**Consigne**: Dans l'entretien sur le festival, substituez « bornes de collecte » à « grands cendriers », puis recopiez le passage qui commence par « Victor : Cela » et se poursuit jusqu'à « prometteuses pour l’avenir. ».

Emilie : On a effectivement lancé les IDD, qui vont permettre aux festivaliers de donner leurs avis sur des problématiques écologiques. On souhaitait donc communiquer sur le fait que « Nous avons des démarches environnementales, on a des idées, mais on est sûr que vous aussi, vous en avez plein à partager ! » Cela s’adresse aussi bien aux starts-up qu’aux particuliers. Cette année, une équipe lance le projet « Do it yourself » qui consistera à apprendre à faire sa lessive soi-même, sans utiliser d’agents chimiques. Cela aura lieu le dimanche, sur la plage. L’objectif, à terme, est de faire grossir ces animations pour créer un village d’idées, de projets et que cela soit participatif. 
Victor : Cela faisait plusieurs années que l’on menait des actions en développement durable, sans que cela n’impacte le côté festivalier. Nous utilisons, par exemple, une vaisselle entièrement compostable au catering et des produits bio et locaux. On voulait lancer une action un peu plus forte et visible cette année en trouvant également une solution face au nombre incalculable de mégots qui jonchent le sol chaque année en leur donnant une seconde vie. En partenariat avec une association, nous allons disposer des grands cendriers sur l’ensemble du site, et les mégots seront récoltés et recyclés.

Et qu’est-ce qu’on peut créer à partir de mégots de cigarette ?
Victor
: Beaucoup de choses en réalité. Du mobilier urbain, du combustible propre, et d’autres solutions à concrétiser qui semblent prometteuses pour l’avenir.

Annotations des éléments de mise en page
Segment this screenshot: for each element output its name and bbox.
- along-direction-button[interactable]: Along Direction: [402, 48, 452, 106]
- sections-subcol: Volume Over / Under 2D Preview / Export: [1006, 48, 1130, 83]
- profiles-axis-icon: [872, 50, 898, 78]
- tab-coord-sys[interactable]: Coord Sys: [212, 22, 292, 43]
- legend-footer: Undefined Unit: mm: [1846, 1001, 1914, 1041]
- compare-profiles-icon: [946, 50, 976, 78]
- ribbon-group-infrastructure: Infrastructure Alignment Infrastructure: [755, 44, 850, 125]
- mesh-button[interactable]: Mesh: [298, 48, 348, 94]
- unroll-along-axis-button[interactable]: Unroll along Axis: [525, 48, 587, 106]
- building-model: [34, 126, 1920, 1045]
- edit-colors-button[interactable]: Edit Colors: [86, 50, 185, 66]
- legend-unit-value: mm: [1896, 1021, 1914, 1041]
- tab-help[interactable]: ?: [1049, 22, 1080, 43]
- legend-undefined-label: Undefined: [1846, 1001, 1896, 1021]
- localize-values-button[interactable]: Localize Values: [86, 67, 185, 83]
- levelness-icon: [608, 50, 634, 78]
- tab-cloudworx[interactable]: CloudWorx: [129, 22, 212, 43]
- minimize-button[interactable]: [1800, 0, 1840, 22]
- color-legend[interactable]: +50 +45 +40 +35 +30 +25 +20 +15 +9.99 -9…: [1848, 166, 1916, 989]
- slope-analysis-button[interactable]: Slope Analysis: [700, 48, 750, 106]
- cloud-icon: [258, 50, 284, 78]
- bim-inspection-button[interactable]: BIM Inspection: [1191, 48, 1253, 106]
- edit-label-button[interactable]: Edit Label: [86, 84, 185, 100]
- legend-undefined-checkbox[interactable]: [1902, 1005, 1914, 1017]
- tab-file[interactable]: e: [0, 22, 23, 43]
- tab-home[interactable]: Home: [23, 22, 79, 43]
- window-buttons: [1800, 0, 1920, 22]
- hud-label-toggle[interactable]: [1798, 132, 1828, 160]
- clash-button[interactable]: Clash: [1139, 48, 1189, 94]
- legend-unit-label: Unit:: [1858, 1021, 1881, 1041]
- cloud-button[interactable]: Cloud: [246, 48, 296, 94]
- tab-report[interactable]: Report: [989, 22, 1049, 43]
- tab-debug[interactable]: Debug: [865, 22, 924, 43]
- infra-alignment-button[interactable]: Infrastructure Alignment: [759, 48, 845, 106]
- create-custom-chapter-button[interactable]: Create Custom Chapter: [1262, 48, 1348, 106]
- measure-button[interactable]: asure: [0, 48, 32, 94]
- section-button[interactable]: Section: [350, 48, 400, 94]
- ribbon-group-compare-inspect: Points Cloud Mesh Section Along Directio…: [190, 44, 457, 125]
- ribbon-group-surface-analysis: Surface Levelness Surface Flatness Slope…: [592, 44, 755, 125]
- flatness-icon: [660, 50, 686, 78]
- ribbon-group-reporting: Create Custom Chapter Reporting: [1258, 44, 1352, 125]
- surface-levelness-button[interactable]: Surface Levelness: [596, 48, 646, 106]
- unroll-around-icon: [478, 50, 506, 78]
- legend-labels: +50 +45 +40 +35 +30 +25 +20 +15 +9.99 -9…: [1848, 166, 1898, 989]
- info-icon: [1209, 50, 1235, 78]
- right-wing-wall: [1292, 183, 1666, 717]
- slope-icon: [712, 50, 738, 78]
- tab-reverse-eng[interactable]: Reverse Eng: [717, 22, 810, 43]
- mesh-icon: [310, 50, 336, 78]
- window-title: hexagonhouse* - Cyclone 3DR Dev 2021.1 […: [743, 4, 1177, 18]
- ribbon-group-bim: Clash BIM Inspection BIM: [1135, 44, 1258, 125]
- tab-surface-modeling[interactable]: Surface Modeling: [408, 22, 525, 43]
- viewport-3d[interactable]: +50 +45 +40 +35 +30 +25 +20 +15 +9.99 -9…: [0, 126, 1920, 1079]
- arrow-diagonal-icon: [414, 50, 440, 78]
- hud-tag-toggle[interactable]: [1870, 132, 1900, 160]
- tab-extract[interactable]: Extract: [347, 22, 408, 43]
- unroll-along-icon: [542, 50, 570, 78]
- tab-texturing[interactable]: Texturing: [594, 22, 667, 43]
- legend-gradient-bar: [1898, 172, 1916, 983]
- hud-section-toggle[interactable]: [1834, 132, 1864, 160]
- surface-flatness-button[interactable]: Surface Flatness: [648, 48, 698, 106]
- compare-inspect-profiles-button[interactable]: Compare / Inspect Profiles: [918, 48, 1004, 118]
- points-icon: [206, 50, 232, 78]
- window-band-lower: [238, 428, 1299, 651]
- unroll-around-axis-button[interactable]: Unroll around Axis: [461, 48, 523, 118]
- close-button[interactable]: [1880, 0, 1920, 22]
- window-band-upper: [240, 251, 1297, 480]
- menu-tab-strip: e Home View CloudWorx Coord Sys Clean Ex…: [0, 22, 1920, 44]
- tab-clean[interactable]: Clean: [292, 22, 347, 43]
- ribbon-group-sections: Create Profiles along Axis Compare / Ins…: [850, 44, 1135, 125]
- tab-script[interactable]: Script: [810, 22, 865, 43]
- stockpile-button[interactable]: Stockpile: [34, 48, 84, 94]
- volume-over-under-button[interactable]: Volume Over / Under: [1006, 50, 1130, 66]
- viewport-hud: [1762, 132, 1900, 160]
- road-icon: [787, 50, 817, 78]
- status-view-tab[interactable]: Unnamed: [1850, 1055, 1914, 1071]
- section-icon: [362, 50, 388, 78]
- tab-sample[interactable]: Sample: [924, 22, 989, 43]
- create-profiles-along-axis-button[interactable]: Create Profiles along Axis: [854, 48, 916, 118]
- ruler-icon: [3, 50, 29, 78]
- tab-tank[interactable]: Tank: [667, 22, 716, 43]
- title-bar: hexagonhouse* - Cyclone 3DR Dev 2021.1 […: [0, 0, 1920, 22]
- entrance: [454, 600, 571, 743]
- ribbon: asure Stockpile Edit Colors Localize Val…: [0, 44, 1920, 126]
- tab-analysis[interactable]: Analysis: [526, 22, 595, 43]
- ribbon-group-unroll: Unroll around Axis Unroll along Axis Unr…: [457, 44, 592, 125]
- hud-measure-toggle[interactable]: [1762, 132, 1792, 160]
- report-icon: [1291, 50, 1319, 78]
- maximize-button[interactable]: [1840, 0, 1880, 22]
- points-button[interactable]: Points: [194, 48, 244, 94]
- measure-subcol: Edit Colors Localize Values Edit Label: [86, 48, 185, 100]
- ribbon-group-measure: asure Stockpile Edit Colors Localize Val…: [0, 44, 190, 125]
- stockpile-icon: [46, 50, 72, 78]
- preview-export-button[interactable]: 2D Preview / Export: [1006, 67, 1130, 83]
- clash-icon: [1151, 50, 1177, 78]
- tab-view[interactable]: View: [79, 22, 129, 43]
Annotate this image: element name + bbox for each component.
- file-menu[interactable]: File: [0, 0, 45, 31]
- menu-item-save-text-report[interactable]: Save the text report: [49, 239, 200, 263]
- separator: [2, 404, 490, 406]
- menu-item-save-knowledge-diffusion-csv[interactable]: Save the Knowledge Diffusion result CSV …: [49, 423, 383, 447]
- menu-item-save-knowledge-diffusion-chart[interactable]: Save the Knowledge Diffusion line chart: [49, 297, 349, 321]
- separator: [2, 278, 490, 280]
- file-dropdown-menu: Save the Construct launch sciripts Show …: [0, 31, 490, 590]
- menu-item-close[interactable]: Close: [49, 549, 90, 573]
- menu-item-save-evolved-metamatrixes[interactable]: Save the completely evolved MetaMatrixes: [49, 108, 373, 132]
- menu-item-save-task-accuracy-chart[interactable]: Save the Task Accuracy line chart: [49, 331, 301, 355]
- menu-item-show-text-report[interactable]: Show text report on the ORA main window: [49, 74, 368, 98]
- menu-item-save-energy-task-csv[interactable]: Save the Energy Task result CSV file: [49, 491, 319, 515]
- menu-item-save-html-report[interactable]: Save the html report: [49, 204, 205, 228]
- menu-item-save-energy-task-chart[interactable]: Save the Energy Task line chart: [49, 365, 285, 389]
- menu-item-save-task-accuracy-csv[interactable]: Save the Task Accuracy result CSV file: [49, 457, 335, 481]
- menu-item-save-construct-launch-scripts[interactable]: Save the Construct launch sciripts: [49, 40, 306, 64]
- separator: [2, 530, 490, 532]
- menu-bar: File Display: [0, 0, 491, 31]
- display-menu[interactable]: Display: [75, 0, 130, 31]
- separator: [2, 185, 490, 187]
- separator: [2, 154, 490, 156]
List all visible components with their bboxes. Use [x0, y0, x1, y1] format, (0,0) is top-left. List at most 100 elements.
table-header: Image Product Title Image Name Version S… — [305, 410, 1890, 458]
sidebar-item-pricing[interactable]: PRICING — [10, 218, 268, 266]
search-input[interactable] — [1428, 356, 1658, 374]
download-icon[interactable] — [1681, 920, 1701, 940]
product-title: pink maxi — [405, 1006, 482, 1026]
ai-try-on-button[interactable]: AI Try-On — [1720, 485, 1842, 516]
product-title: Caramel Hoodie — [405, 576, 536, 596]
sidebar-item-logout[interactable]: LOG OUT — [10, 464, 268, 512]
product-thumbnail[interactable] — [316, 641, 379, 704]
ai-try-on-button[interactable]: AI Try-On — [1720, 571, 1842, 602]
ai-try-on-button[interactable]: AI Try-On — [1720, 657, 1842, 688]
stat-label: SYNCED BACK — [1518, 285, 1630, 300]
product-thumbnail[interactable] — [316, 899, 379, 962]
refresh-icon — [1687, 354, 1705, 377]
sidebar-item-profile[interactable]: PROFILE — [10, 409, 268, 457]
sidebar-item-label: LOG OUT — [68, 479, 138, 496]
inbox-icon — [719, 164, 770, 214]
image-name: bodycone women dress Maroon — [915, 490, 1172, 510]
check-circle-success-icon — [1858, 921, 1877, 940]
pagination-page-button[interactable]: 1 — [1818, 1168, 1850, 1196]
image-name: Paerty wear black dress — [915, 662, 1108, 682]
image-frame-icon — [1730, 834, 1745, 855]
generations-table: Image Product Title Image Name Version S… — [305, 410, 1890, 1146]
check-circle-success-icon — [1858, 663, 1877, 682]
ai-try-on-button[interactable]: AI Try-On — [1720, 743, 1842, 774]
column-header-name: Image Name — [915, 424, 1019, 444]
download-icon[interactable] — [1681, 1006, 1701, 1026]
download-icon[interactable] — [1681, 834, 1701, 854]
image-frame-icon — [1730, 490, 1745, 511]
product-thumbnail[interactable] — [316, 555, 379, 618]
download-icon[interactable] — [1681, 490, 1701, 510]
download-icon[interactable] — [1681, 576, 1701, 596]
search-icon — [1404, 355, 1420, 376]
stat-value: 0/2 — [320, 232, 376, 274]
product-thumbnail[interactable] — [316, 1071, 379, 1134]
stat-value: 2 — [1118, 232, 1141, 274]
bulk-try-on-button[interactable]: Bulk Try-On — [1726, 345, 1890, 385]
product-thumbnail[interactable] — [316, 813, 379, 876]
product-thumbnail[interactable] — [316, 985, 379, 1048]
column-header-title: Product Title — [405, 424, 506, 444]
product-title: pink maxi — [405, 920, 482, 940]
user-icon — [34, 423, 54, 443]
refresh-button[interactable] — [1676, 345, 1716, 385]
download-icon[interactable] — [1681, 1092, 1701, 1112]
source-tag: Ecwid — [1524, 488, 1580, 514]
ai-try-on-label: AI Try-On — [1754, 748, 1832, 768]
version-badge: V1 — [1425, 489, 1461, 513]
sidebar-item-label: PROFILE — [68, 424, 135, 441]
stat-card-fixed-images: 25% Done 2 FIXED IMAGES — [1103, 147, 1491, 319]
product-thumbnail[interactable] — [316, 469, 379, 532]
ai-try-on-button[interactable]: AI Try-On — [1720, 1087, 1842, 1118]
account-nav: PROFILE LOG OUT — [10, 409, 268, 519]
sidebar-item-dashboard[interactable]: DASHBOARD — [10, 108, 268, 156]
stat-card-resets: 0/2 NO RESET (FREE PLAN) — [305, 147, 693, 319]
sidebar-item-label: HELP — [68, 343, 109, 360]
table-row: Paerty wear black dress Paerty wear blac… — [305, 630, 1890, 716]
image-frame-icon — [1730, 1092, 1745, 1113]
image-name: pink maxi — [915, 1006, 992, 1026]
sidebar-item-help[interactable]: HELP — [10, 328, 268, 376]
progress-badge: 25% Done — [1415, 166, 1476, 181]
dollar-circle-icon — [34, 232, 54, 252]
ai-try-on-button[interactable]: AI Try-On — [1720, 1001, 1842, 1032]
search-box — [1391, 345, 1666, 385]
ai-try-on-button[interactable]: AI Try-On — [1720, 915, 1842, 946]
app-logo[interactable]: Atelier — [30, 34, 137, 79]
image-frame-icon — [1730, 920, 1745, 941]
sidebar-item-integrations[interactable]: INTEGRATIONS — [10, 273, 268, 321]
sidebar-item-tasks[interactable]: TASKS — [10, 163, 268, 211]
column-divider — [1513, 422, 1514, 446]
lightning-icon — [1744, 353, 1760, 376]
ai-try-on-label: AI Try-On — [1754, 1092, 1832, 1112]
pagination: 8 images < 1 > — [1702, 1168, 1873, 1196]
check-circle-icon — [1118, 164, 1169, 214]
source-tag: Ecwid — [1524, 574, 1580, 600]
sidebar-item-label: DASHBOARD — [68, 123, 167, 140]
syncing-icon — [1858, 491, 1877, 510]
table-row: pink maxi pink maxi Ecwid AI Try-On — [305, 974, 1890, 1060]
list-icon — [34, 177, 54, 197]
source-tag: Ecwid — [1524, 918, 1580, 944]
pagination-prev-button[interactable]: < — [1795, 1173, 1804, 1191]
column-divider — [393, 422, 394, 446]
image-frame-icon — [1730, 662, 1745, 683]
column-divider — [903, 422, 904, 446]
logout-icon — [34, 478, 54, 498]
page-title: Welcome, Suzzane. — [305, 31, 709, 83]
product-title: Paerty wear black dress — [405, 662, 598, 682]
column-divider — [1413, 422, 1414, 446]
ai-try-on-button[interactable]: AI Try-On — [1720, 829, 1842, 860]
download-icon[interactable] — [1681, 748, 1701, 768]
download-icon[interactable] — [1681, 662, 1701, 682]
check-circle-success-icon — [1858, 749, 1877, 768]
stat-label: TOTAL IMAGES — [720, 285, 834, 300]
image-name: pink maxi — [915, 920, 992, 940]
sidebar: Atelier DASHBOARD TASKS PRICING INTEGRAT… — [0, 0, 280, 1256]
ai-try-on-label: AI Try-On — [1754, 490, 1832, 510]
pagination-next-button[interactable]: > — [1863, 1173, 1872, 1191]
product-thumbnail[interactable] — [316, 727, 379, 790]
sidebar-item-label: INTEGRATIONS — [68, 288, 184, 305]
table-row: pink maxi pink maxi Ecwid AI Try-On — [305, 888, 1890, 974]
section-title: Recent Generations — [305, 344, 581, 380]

**Corrigé**:
Victor : Cela faisait plusieurs années que l’on menait des actions en développement durable, sans que cela n’impacte le côté festivalier. Nous utilisons, par exemple, une vaisselle entièrement compostable au catering et des produits bio et locaux. On voulait lancer une action un peu plus forte et visible cette année en trouvant également une solution face au nombre incalculable de mégots qui jonchent le sol chaque année en leur donnant une seconde vie. En partenariat avec une association, nous allons disposer des bornes de collecte sur l’ensemble du site, et les mégots seront récoltés et recyclés.

Et qu’est-ce qu’on peut créer à partir de mégots de cigarette ?
Victor
: Beaucoup de choses en réalité. Du mobilier urbain, du combustible propre, et d’autres solutions à concrétiser qui semblent prometteuses pour l’avenir.